■ Task directions
Pull each line holding "سلمة" out of the entries below.

■ Extracted records
— begin —

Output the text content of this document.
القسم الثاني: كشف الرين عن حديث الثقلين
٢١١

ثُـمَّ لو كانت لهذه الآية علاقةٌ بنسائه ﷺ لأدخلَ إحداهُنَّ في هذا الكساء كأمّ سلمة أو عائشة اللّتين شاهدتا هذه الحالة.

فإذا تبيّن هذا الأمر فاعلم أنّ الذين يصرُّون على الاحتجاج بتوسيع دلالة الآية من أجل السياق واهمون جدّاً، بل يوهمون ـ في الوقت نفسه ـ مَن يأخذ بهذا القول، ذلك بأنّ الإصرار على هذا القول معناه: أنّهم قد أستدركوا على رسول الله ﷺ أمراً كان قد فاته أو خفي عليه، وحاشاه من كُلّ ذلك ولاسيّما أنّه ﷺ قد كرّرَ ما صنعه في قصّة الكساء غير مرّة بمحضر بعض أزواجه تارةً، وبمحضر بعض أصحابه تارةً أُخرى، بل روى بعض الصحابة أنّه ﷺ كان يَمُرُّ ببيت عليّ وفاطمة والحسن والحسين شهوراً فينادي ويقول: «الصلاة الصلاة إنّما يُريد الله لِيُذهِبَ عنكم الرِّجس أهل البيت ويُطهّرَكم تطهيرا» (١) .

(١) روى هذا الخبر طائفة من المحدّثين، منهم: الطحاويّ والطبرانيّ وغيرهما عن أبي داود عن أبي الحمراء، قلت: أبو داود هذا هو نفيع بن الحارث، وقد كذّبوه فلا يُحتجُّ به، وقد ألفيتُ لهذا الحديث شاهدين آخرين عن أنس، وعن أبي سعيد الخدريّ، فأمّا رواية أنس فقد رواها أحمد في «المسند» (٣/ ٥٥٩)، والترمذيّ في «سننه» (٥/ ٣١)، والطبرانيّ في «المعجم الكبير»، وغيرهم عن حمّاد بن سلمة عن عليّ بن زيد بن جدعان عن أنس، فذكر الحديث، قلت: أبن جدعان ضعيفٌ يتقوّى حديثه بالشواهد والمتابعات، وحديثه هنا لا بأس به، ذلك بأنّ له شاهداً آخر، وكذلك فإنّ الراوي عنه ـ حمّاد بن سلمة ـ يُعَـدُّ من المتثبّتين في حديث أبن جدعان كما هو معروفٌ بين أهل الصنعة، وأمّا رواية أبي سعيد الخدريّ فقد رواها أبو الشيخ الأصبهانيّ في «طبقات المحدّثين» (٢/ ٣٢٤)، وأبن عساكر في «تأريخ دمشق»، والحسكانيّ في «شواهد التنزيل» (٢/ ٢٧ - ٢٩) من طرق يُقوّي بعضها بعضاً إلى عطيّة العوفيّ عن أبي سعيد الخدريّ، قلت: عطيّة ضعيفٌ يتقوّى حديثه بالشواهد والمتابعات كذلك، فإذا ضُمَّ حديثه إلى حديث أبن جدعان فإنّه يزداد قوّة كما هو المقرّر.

— end —

■ Response
ثُـمَّ لو كانت لهذه الآية علاقةٌ بنسائه ﷺ لأدخلَ إحداهُنَّ في هذا الكساء كأمّ سلمة أو عائشة اللّتين شاهدتا هذه الحالة.
(١) روى هذا الخبر طائفة من المحدّثين، منهم: الطحاويّ والطبرانيّ وغيرهما عن أبي داود عن أبي الحمراء، قلت: أبو داود هذا هو نفيع بن الحارث، وقد كذّبوه فلا يُحتجُّ به، وقد ألفيتُ لهذا الحديث شاهدين آخرين عن أنس، وعن أبي سعيد الخدريّ، فأمّا رواية أنس فقد رواها أحمد في «المسند» (٣/ ٥٥٩)، والترمذيّ في «سننه» (٥/ ٣١)، والطبرانيّ في «المعجم الكبير»، وغيرهم عن حمّاد بن سلمة عن عليّ بن زيد بن جدعان عن أنس، فذكر الحديث، قلت: أبن جدعان ضعيفٌ يتقوّى حديثه بالشواهد والمتابعات، وحديثه هنا لا بأس به، ذلك بأنّ له شاهداً آخر، وكذلك فإنّ الراوي عنه ـ حمّاد بن سلمة ـ يُعَـدُّ من المتثبّتين في حديث أبن جدعان كما هو معروفٌ بين أهل الصنعة، وأمّا رواية أبي سعيد الخدريّ فقد رواها أبو الشيخ الأصبهانيّ في «طبقات المحدّثين» (٢/ ٣٢٤)، وأبن عساكر في «تأريخ دمشق»، والحسكانيّ في «شواهد التنزيل» (٢/ ٢٧ - ٢٩) من طرق يُقوّي بعضها بعضاً إلى عطيّة العوفيّ عن أبي سعيد الخدريّ، قلت: عطيّة ضعيفٌ يتقوّى حديثه بالشواهد والمتابعات كذلك، فإذا ضُمَّ حديثه إلى حديث أبن جدعان فإنّه يزداد قوّة كما هو المقرّر.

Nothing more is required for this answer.